(The task) Copy out the lines that have "communication" in them.

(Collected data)
· · · ·
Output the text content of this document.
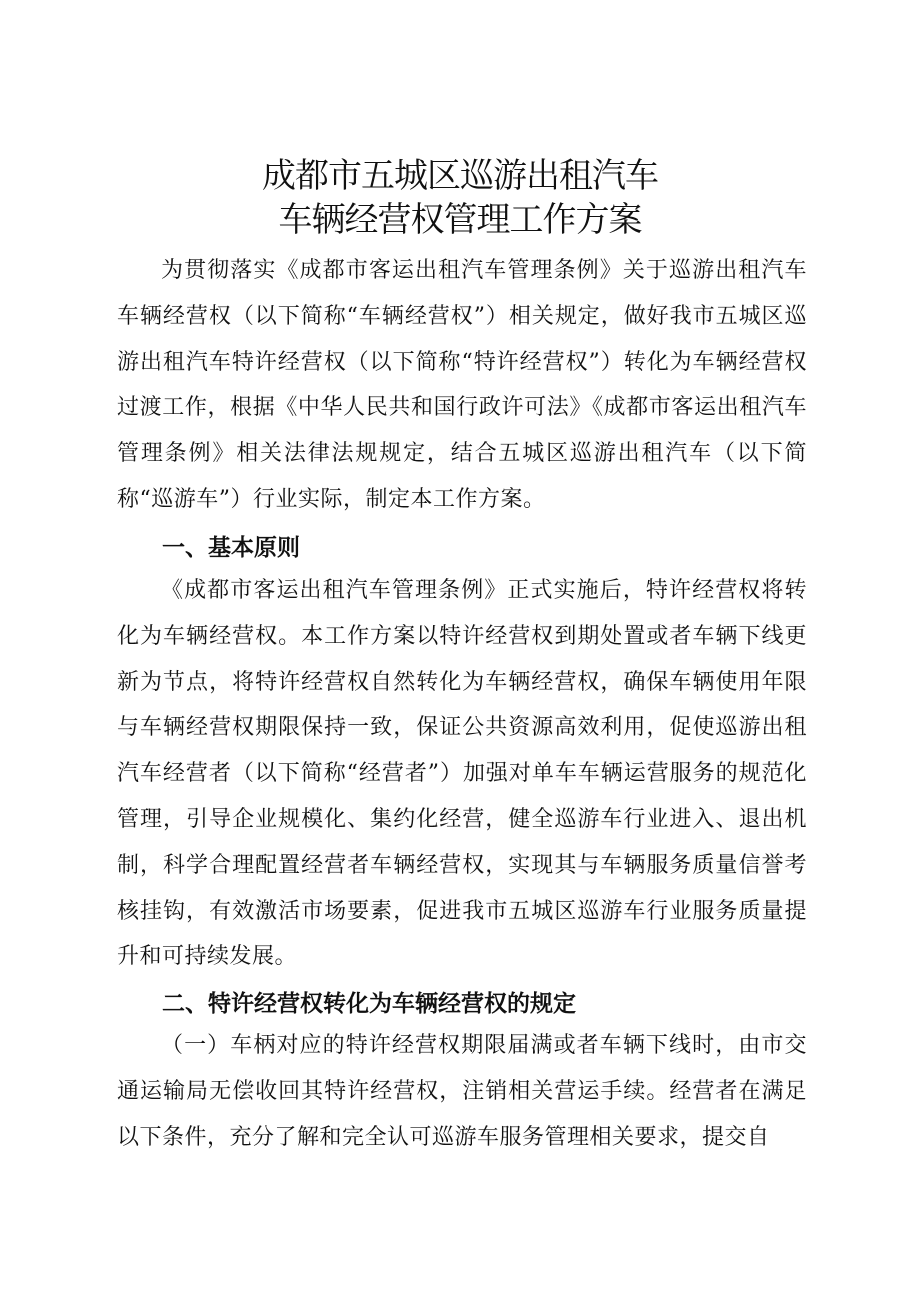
成都市五城区巡游出租汽车
车辆经营权管理工作方案

为贯彻落实《成都市客运出租汽车管理条例》关于巡游出租汽车车辆经营权（以下简称“车辆经营权”）相关规定，做好我市五城区巡游出租汽车特许经营权（以下简称“特许经营权”）转化为车辆经营权过渡工作，根据《中华人民共和国行政许可法》《成都市客运出租汽车管理条例》相关法律法规规定，结合五城区巡游出租汽车（以下简称“巡游车”）行业实际，制定本工作方案。

一、基本原则

《成都市客运出租汽车管理条例》正式实施后，特许经营权将转化为车辆经营权。本工作方案以特许经营权到期处置或者车辆下线更新为节点，将特许经营权自然转化为车辆经营权，确保车辆使用年限与车辆经营权期限保持一致，保证公共资源高效利用，促使巡游出租汽车经营者（以下简称“经营者”）加强对单车车辆运营服务的规范化管理，引导企业规模化、集约化经营，健全巡游车行业进入、退出机制，科学合理配置经营者车辆经营权，实现其与车辆服务质量信誉考核挂钩，有效激活市场要素，促进我市五城区巡游车行业服务质量提升和可持续发展。

二、特许经营权转化为车辆经营权的规定

（一）车柄对应的特许经营权期限届满或者车辆下线时，由市交通运输局无偿收回其特许经营权，注销相关营运手续。经营者在满足以下条件，充分了解和完全认可巡游车服务管理相关要求，提交自
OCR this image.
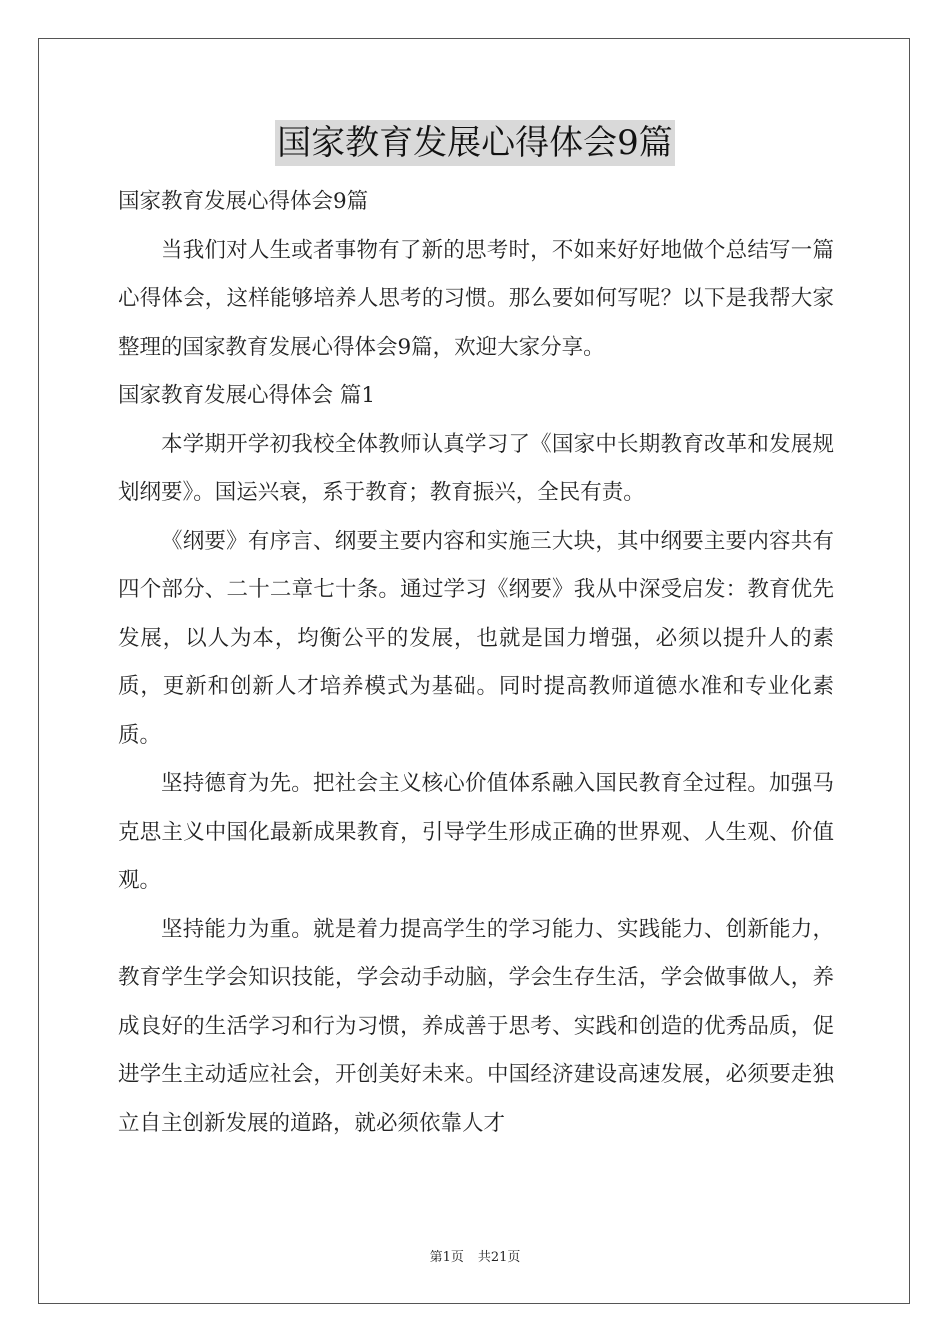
国家教育发展心得体会9篇

国家教育发展心得体会9篇

当我们对人生或者事物有了新的思考时，不如来好好地做个总结写一篇心得体会，这样能够培养人思考的习惯。那么要如何写呢？以下是我帮大家整理的国家教育发展心得体会9篇，欢迎大家分享。

国家教育发展心得体会 篇1

本学期开学初我校全体教师认真学习了《国家中长期教育改革和发展规划纲要》。国运兴衰，系于教育；教育振兴，全民有责。

《纲要》有序言、纲要主要内容和实施三大块，其中纲要主要内容共有四个部分、二十二章七十条。通过学习《纲要》我从中深受启发：教育优先发展，以人为本，均衡公平的发展，也就是国力增强，必须以提升人的素质，更新和创新人才培养模式为基础。同时提高教师道德水准和专业化素质。

坚持德育为先。把社会主义核心价值体系融入国民教育全过程。加强马克思主义中国化最新成果教育，引导学生形成正确的世界观、人生观、价值观。

坚持能力为重。就是着力提高学生的学习能力、实践能力、创新能力，教育学生学会知识技能，学会动手动脑，学会生存生活，学会做事做人，养成良好的生活学习和行为习惯，养成善于思考、实践和创造的优秀品质，促进学生主动适应社会，开创美好未来。中国经济建设高速发展，必须要走独立自主创新发展的道路，就必须依靠人才

第1页 共21页
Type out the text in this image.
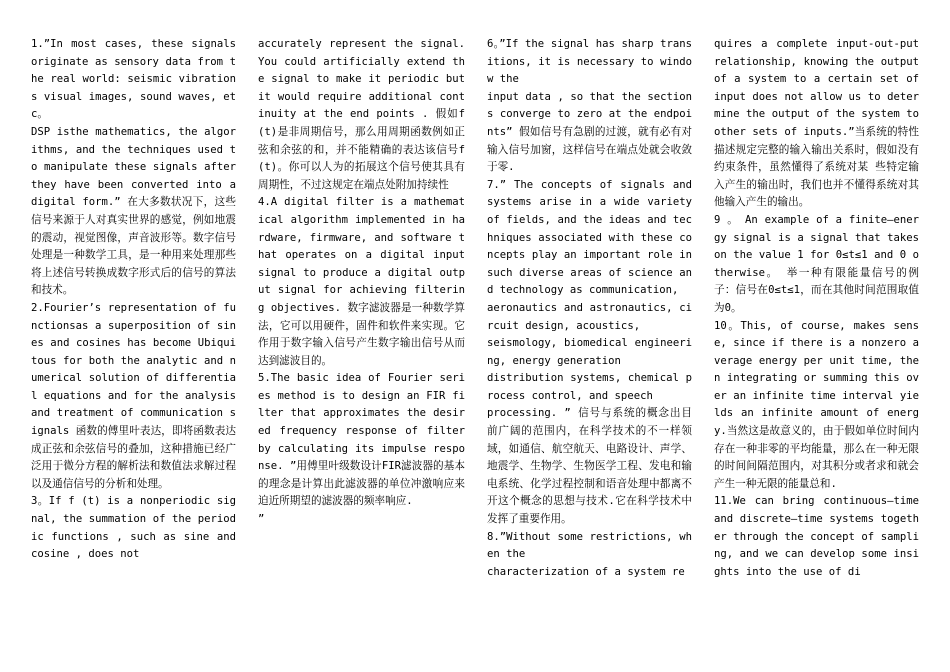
1.”In most cases, these signals originate as sensory data from the real world: seismic vibrations visual images, sound waves, etc。

DSP isthe mathematics, the algorithms, and the techniques used to manipulate these signals after they have been converted into a digital form.” 在大多数状况下，这些信号来源于人对真实世界的感觉，例如地震的震动，视觉图像，声音波形等。数字信号处理是一种数学工具，是一种用来处理那些将上述信号转换成数字形式后的信号的算法和技术。

2.Fourier’s representation of functionsas a superposition of sines and cosines has become Ubiquitous for both the analytic and numerical solution of differential equations and for the analysis and treatment of communication signals 函数的傅里叶表达，即将函数表达成正弦和余弦信号的叠加，这种措施已经广泛用于微分方程的解析法和数值法求解过程以及通信信号的分析和处理。

3。If f (t) is a nonperiodic signal, the summation of the periodic functions , such as sine and cosine , does not

accurately represent the signal. You could artificially extend the signal to make it periodic but it would require additional continuity at the end points . 假如f(t)是非周期信号，那么用周期函数例如正弦和余弦的和，并不能精确的表达该信号f(t)。你可以人为的拓展这个信号使其具有周期性，不过这规定在端点处附加持续性

4.A digital filter is a mathematical algorithm implemented in hardware, firmware, and software that operates on a digital input signal to produce a digital output signal for achieving filtering objectives. 数字滤波器是一种数学算法，它可以用硬件，固件和软件来实现。它作用于数字输入信号产生数字输出信号从而达到滤波目的。

5.The basic idea of Fourier series method is to design an FIR filter that approximates the desired frequency response of filter by calculating its impulse response. ”用傅里叶级数设计FIR滤波器的基本的理念是计算出此滤波器的单位冲激响应来迫近所期望的滤波器的频率响应.

”

6。”If the signal has sharp transitions, it is necessary to window the

input data , so that the sections converge to zero at the endpoints” 假如信号有急剧的过渡，就有必有对输入信号加窗，这样信号在端点处就会收敛于零.

7.” The concepts of signals and systems arise in a wide variety of fields, and the ideas and techniques associated with these concepts play an important role in such diverse areas of science and technology as communication,

aeronautics and astronautics, circuit design, acoustics,

seismology, biomedical engineering, energy generation

distribution systems, chemical process control, and speech

processing. ” 信号与系统的概念出目前广阔的范围内，在科学技术的不一样领域，如通信、航空航天、电路设计、声学、地震学、生物学、生物医学工程、发电和输电系统、化学过程控制和语音处理中都离不开这个概念的思想与技术.它在科学技术中发挥了重要作用。

8.”Without some restrictions, when the

characterization of a system re

quires a complete input-out-put relationship, knowing the output of a system to a certain set of input does not allow us to determine the output of the system to other sets of inputs.”当系统的特性描述规定完整的输入输出关系时，假如没有约束条件，虽然懂得了系统对某 些特定输入产生的输出时，我们也并不懂得系统对其他输入产生的输出。

9 。 An example of a finite—energy signal is a signal that takes on the value 1 for 0≤t≤1 and 0 otherwise。 举一种有限能量信号的例子：信号在0≤t≤1，而在其他时间范围取值为0。

10。This, of course, makes sense, since if there is a nonzero average energy per unit time, then integrating or summing this over an infinite time interval yields an infinite amount of energy.当然这是故意义的，由于假如单位时间内存在一种非零的平均能量，那么在一种无限的时间间隔范围内，对其积分或者求和就会产生一种无限的能量总和.

11.We can bring continuous—time and discrete—time systems together through the concept of sampling, and we can develop some insights into the use of di
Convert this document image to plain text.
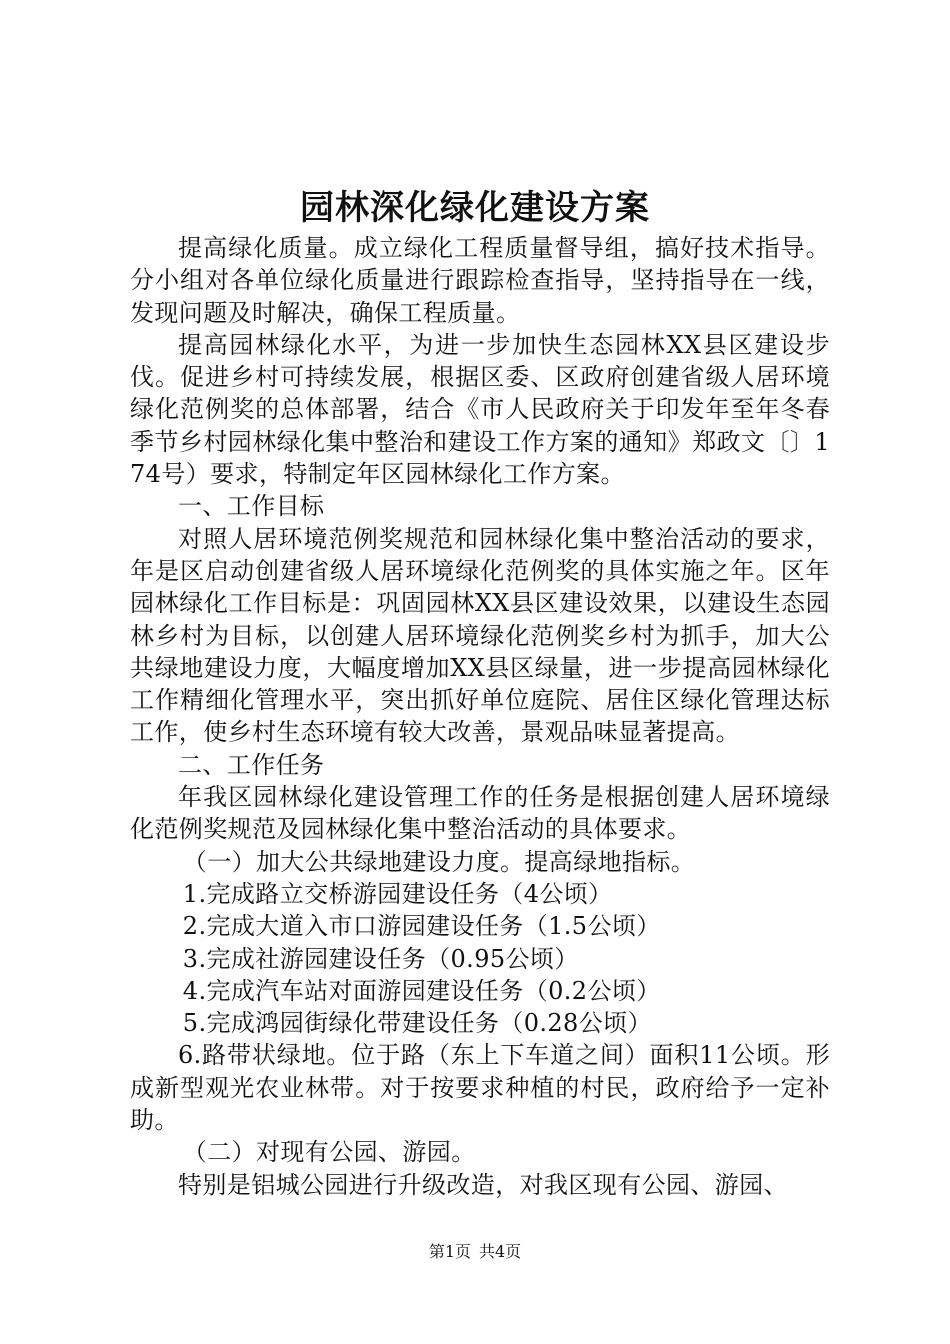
园林深化绿化建设方案

提高绿化质量。成立绿化工程质量督导组，搞好技术指导。分小组对各单位绿化质量进行跟踪检查指导，坚持指导在一线，发现问题及时解决，确保工程质量。

提高园林绿化水平，为进一步加快生态园林XX县区建设步伐。促进乡村可持续发展，根据区委、区政府创建省级人居环境绿化范例奖的总体部署，结合《市人民政府关于印发年至年冬春季节乡村园林绿化集中整治和建设工作方案的通知》郑政文〔〕174号）要求，特制定年区园林绿化工作方案。

一、工作目标

对照人居环境范例奖规范和园林绿化集中整治活动的要求，年是区启动创建省级人居环境绿化范例奖的具体实施之年。区年园林绿化工作目标是：巩固园林XX县区建设效果，以建设生态园林乡村为目标，以创建人居环境绿化范例奖乡村为抓手，加大公共绿地建设力度，大幅度增加XX县区绿量，进一步提高园林绿化工作精细化管理水平，突出抓好单位庭院、居住区绿化管理达标工作，使乡村生态环境有较大改善，景观品味显著提高。

二、工作任务

年我区园林绿化建设管理工作的任务是根据创建人居环境绿化范例奖规范及园林绿化集中整治活动的具体要求。

（一）加大公共绿地建设力度。提高绿地指标。

1.完成路立交桥游园建设任务（4公顷）

2.完成大道入市口游园建设任务（1.5公顷）

3.完成社游园建设任务（0.95公顷）

4.完成汽车站对面游园建设任务（0.2公顷）

5.完成鸿园街绿化带建设任务（0.28公顷）

6.路带状绿地。位于路（东上下车道之间）面积11公顷。形成新型观光农业林带。对于按要求种植的村民，政府给予一定补助。

（二）对现有公园、游园。

特别是铝城公园进行升级改造，对我区现有公园、游园、

第1页 共4页
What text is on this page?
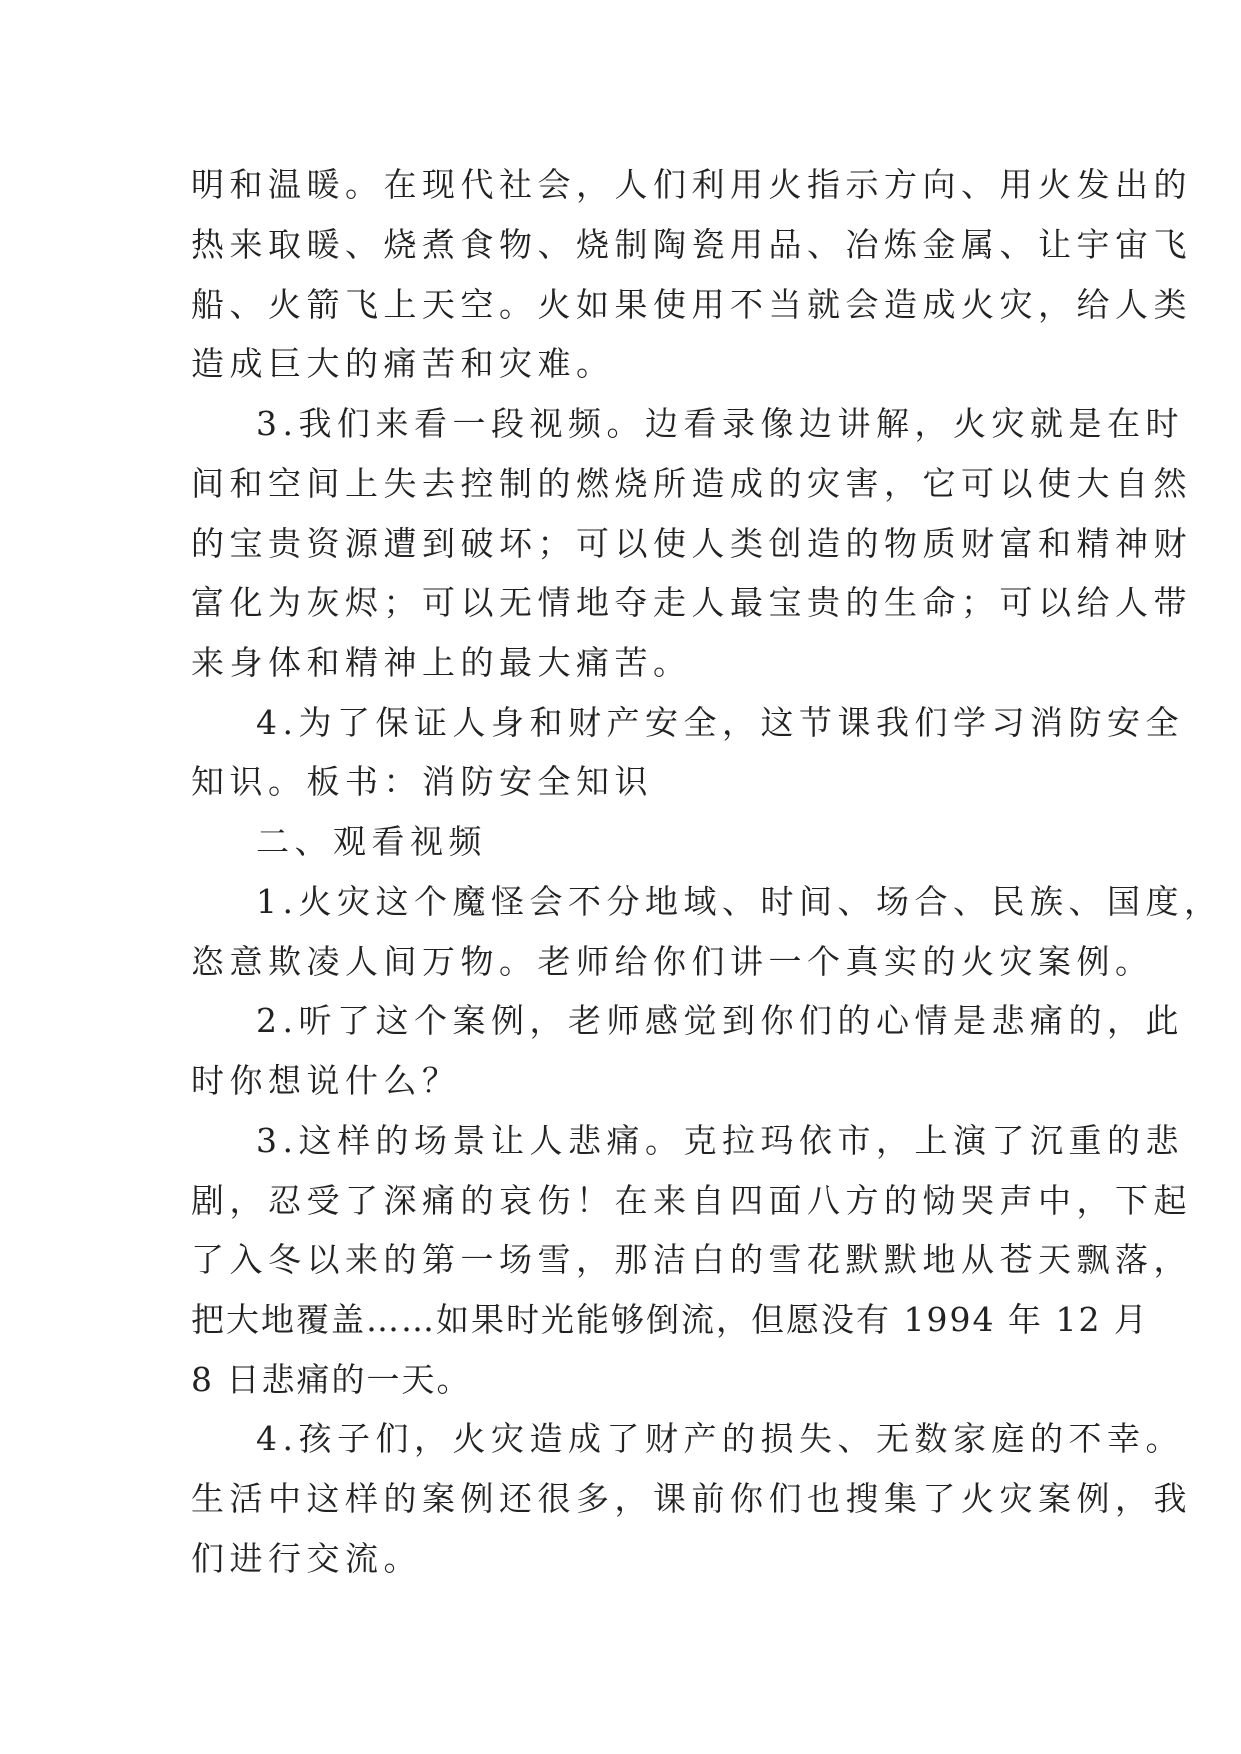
明和温暖。在现代社会，人们利用火指示方向、用火发出的
热来取暖、烧煮食物、烧制陶瓷用品、冶炼金属、让宇宙飞
船、火箭飞上天空。火如果使用不当就会造成火灾，给人类
造成巨大的痛苦和灾难。
3.我们来看一段视频。边看录像边讲解，火灾就是在时
间和空间上失去控制的燃烧所造成的灾害，它可以使大自然
的宝贵资源遭到破坏；可以使人类创造的物质财富和精神财
富化为灰烬；可以无情地夺走人最宝贵的生命；可以给人带
来身体和精神上的最大痛苦。
4.为了保证人身和财产安全，这节课我们学习消防安全
知识。板书：消防安全知识
二、观看视频
1.火灾这个魔怪会不分地域、时间、场合、民族、国度，
恣意欺凌人间万物。老师给你们讲一个真实的火灾案例。
2.听了这个案例，老师感觉到你们的心情是悲痛的，此
时你想说什么？
3.这样的场景让人悲痛。克拉玛依市，上演了沉重的悲
剧，忍受了深痛的哀伤！在来自四面八方的恸哭声中，下起
了入冬以来的第一场雪，那洁白的雪花默默地从苍天飘落，
把大地覆盖……如果时光能够倒流，但愿没有 1994 年 12 月
8 日悲痛的一天。
4.孩子们，火灾造成了财产的损失、无数家庭的不幸。
生活中这样的案例还很多，课前你们也搜集了火灾案例，我
们进行交流。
· · · ·
(Task solution)
2.Fourier’s representation of functionsas a superposition of sines and cosines has become Ubiquitous for both the analytic and numerical solution of differential equations and for the analysis and treatment of communication signals 函数的傅里叶表达，即将函数表达成正弦和余弦信号的叠加，这种措施已经广泛用于微分方程的解析法和数值法求解过程以及通信信号的分析和处理。
7.” The concepts of signals and systems arise in a wide variety of fields, and the ideas and techniques associated with these concepts play an important role in such diverse areas of science and technology as communication,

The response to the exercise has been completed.